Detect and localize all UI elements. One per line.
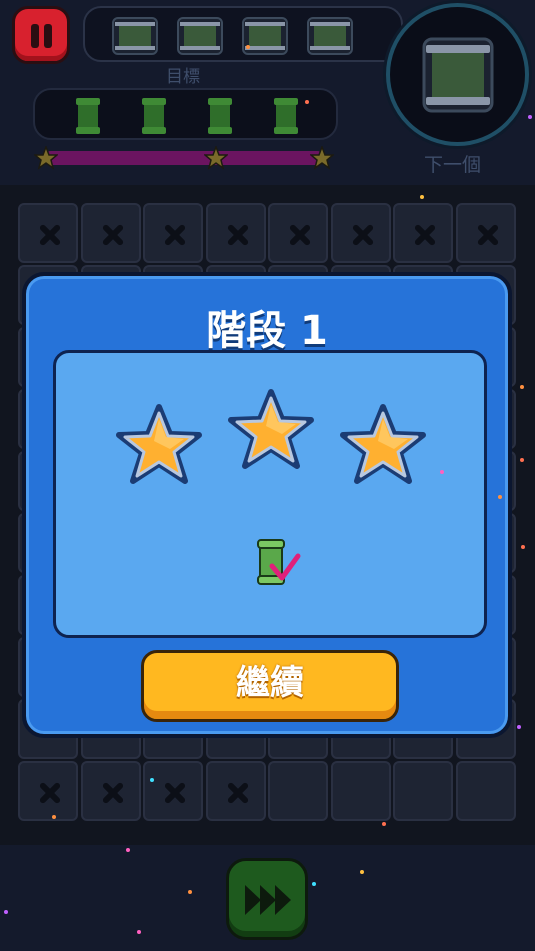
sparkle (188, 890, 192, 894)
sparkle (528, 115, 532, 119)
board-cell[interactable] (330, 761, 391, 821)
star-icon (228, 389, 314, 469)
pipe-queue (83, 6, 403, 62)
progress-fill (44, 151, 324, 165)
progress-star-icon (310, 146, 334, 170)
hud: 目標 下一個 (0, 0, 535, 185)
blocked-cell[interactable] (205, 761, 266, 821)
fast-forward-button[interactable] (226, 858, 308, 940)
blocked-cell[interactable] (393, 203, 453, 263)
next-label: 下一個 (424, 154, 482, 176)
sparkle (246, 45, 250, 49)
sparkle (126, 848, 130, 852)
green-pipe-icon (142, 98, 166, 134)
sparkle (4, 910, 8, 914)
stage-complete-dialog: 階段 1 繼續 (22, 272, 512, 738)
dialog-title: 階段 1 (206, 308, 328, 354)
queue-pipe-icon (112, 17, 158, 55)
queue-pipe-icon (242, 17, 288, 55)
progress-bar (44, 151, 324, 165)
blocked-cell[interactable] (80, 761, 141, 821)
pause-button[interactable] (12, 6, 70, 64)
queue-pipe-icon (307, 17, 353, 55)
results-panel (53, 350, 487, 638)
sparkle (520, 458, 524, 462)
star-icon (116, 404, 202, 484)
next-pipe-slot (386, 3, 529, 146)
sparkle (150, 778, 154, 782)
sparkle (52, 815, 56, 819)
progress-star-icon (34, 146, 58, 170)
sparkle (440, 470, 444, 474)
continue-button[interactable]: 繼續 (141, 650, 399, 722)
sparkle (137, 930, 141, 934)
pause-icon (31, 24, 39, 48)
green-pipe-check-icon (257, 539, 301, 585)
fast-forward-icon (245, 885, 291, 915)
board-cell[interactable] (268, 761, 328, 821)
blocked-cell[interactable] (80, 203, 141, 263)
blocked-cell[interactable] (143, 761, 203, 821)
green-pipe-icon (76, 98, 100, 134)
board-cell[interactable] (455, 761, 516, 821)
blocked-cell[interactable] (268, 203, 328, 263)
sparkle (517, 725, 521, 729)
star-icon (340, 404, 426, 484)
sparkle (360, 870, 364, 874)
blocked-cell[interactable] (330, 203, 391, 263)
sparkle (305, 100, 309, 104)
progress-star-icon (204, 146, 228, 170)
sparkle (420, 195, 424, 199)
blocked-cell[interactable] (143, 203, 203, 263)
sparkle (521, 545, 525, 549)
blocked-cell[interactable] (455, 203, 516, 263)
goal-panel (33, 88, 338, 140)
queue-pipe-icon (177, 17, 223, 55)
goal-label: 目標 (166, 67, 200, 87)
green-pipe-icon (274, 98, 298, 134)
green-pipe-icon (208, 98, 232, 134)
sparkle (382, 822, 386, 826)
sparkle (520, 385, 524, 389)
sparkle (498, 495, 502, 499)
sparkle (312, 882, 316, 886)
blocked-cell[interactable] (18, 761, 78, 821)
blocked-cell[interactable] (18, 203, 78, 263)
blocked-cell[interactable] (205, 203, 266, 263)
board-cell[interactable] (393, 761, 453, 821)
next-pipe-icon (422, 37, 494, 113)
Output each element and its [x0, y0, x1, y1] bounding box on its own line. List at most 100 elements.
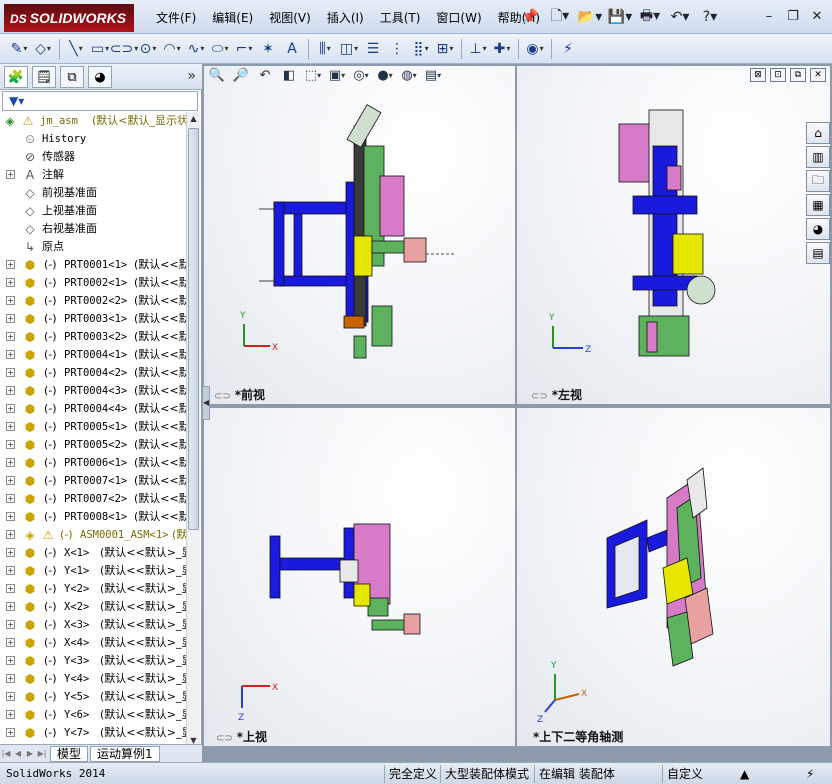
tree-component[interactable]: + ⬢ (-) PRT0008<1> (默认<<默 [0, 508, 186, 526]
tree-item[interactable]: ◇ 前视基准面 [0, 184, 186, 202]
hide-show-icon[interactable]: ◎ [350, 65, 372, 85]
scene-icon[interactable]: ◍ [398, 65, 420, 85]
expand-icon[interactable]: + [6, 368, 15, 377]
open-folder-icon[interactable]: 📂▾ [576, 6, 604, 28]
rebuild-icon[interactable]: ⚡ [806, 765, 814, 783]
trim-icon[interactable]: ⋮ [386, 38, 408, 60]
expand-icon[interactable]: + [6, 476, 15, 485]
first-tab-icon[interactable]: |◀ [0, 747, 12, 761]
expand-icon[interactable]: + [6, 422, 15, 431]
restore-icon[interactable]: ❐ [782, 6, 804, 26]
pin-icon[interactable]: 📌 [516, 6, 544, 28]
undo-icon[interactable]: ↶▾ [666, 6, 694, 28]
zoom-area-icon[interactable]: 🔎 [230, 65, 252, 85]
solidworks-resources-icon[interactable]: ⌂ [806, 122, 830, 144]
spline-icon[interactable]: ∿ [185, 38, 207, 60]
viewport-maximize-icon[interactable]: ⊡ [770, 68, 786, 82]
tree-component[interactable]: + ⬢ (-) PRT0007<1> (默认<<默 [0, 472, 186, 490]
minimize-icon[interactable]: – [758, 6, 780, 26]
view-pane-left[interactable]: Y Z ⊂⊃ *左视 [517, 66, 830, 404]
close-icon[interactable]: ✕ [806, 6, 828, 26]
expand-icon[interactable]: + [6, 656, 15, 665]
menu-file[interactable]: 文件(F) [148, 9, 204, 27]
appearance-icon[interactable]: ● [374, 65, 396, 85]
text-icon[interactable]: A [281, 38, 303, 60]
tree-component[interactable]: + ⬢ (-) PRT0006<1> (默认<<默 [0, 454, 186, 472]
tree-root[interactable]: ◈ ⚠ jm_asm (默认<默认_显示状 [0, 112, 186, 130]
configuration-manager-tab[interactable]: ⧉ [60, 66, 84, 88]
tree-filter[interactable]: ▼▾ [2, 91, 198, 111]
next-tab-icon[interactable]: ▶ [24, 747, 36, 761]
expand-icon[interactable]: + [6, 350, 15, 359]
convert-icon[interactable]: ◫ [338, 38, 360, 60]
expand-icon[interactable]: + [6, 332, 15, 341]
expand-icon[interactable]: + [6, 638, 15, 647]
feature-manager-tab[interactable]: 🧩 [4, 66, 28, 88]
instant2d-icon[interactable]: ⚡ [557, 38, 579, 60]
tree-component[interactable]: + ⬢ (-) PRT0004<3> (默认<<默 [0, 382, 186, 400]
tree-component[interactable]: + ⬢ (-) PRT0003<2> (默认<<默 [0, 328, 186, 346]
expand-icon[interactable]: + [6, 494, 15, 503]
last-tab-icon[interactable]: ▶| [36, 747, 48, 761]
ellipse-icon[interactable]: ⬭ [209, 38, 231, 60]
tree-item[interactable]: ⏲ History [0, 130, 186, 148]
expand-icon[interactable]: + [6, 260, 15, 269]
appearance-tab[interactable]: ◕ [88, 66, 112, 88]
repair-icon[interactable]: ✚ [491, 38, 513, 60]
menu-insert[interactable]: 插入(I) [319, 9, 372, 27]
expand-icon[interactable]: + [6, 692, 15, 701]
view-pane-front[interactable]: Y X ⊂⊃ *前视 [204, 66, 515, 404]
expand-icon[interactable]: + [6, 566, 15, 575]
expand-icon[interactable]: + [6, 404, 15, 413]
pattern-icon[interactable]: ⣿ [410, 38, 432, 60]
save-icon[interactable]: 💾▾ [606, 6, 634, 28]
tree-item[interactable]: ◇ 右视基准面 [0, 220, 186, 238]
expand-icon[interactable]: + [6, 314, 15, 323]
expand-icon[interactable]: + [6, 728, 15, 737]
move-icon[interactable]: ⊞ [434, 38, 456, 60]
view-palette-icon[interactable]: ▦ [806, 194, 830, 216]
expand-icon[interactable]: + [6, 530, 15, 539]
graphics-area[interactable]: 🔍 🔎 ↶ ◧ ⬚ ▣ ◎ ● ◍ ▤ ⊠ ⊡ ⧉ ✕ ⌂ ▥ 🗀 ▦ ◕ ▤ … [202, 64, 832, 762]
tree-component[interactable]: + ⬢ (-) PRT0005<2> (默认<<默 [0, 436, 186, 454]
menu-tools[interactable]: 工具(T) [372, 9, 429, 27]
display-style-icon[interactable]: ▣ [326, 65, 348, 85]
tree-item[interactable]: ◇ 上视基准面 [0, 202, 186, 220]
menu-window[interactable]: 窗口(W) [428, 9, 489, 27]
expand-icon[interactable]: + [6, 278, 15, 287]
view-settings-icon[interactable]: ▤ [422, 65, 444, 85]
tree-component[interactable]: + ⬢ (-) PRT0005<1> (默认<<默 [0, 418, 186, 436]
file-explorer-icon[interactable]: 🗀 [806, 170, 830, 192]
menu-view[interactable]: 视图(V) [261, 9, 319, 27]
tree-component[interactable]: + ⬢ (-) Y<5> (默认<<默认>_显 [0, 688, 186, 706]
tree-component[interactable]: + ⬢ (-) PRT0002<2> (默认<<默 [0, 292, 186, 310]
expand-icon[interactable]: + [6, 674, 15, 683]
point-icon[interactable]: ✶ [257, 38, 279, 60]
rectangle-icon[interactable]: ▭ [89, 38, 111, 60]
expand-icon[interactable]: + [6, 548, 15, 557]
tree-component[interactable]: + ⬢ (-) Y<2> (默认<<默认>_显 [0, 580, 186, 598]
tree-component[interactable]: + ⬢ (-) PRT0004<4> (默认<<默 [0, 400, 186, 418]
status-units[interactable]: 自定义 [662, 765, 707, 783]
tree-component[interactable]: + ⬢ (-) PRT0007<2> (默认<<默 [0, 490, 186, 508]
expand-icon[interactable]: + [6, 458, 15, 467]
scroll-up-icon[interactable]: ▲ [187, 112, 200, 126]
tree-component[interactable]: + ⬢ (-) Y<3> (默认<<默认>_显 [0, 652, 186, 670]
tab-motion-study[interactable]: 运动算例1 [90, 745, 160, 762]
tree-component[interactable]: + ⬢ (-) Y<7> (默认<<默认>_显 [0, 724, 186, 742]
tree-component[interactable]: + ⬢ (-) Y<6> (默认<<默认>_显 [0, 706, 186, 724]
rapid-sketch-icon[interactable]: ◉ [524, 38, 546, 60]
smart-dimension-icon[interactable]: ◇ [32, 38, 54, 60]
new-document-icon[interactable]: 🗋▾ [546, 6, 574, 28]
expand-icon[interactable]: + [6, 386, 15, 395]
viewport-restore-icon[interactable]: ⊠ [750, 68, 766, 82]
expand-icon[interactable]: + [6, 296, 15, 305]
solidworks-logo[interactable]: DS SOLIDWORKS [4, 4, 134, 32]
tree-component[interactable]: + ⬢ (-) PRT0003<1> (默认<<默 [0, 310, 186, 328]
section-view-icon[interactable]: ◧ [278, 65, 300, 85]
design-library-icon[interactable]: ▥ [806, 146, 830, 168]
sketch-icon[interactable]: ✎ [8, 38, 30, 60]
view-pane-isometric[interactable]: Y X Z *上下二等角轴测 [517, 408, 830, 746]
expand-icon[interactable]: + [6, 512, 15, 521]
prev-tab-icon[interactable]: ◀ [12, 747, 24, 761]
· · · ·
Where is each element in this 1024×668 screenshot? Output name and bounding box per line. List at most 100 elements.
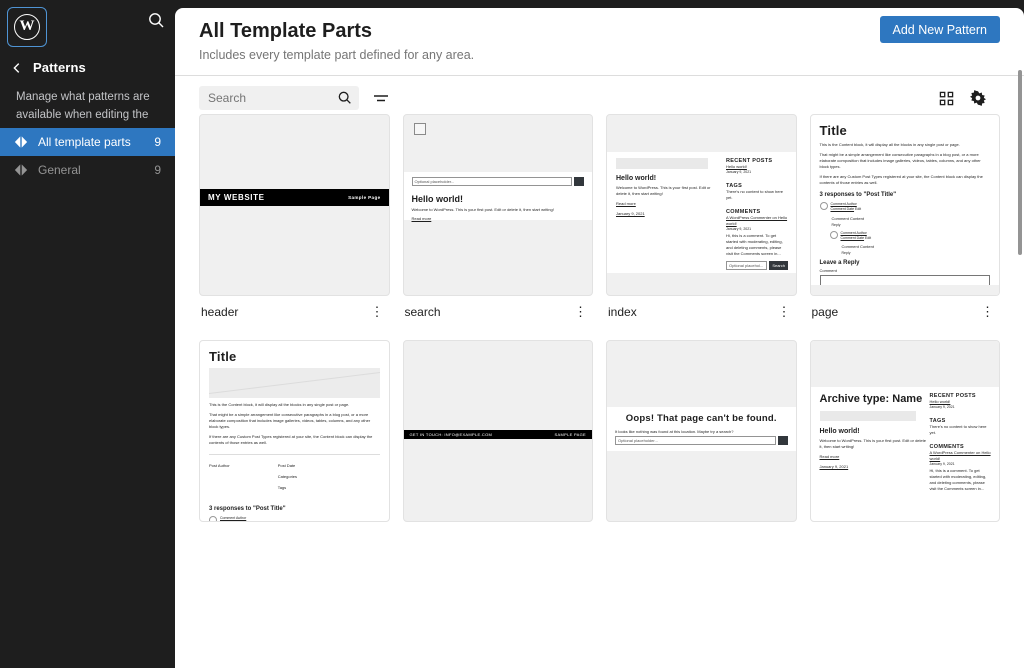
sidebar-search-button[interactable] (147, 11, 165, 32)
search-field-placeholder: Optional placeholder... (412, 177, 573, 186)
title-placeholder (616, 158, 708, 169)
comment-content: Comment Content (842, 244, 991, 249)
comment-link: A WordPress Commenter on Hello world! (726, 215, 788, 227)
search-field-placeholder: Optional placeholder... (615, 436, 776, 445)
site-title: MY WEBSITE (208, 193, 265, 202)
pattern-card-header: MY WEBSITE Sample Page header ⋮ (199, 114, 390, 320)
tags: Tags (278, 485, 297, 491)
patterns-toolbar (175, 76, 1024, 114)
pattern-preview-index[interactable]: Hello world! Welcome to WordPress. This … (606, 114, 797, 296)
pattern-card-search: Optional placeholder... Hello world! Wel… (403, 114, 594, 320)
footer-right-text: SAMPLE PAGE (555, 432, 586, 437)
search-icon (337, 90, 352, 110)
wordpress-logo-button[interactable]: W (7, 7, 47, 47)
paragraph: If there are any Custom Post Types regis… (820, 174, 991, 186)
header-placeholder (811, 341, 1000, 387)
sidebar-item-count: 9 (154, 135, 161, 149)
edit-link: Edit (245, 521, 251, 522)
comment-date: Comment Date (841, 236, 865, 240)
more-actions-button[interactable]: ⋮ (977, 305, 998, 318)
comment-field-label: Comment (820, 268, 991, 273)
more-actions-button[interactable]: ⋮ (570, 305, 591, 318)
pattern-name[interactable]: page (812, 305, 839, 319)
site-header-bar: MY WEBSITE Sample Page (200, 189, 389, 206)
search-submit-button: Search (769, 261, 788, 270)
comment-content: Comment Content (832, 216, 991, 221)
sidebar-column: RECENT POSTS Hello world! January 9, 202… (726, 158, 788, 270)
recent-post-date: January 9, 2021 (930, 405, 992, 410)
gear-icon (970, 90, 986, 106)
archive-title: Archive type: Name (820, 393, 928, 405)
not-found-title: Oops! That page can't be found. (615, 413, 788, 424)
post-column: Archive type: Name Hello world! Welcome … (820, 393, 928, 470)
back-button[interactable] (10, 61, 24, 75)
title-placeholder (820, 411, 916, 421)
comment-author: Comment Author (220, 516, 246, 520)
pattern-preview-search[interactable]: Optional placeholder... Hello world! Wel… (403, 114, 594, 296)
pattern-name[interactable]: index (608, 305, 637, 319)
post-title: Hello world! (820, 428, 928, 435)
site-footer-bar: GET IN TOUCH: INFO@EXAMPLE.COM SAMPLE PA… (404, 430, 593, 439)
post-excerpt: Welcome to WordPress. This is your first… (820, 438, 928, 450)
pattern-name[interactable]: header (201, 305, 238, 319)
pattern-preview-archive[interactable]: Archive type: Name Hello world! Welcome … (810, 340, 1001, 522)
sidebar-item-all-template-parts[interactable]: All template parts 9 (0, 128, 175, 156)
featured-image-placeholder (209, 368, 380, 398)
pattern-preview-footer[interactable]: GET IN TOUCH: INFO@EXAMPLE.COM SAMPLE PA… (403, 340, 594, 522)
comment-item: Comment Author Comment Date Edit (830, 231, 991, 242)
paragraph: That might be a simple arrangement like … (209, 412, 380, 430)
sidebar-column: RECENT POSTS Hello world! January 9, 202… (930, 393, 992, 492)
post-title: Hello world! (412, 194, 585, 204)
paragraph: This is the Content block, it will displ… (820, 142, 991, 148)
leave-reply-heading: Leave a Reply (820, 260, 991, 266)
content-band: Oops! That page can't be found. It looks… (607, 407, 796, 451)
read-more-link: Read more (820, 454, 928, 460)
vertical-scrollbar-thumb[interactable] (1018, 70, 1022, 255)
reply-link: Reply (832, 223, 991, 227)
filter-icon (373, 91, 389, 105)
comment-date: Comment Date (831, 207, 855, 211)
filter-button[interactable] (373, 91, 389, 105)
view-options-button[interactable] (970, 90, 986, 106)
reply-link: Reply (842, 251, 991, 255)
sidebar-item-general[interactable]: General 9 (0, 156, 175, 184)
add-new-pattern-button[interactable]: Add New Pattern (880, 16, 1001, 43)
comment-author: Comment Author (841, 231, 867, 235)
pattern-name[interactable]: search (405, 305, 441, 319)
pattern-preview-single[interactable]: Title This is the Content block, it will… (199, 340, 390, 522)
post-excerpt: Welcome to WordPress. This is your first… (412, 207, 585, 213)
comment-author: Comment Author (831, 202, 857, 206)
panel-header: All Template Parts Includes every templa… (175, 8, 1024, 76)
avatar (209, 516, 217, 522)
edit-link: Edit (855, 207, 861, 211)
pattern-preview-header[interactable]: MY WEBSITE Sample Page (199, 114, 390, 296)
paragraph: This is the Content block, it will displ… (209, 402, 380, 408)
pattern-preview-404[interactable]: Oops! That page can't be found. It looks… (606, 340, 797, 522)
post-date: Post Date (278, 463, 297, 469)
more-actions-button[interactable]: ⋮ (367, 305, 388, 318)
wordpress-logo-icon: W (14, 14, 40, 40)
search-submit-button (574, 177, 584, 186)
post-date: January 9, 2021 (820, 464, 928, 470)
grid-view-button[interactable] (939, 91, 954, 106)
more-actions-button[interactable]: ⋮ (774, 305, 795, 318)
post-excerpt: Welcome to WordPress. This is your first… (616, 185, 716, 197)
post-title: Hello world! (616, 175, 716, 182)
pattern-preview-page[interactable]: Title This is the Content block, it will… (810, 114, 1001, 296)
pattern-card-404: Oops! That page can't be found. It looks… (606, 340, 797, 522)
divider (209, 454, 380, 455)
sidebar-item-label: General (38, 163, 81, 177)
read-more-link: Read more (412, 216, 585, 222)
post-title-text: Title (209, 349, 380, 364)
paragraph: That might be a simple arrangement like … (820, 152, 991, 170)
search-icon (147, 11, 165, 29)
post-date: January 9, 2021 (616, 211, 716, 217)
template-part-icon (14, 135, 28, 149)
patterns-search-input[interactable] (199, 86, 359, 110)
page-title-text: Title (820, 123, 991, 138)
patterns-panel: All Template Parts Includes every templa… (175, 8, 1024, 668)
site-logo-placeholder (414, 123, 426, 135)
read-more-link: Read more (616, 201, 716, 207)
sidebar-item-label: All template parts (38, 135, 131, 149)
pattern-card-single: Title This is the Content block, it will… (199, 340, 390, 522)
· · · ·
Please copy everything from the line containing "sidebar-search-button[interactable] (147, 11, 165, 32)" down to the line containing "patterns-toolbar (175, 76, 1024, 114)", both included, reproducing each line without any change.

**Answer to the task:**
sidebar-search-button[interactable] (147, 11, 165, 32)
search-field-placeholder: Optional placeholder... (412, 177, 573, 186)
title-placeholder (616, 158, 708, 169)
comment-content: Comment Content (842, 244, 991, 249)
comment-link: A WordPress Commenter on Hello world! (726, 215, 788, 227)
search-field-placeholder: Optional placeholder... (615, 436, 776, 445)
site-title: MY WEBSITE (208, 193, 265, 202)
pattern-card-header: MY WEBSITE Sample Page header ⋮ (199, 114, 390, 320)
tags: Tags (278, 485, 297, 491)
patterns-toolbar (175, 76, 1024, 114)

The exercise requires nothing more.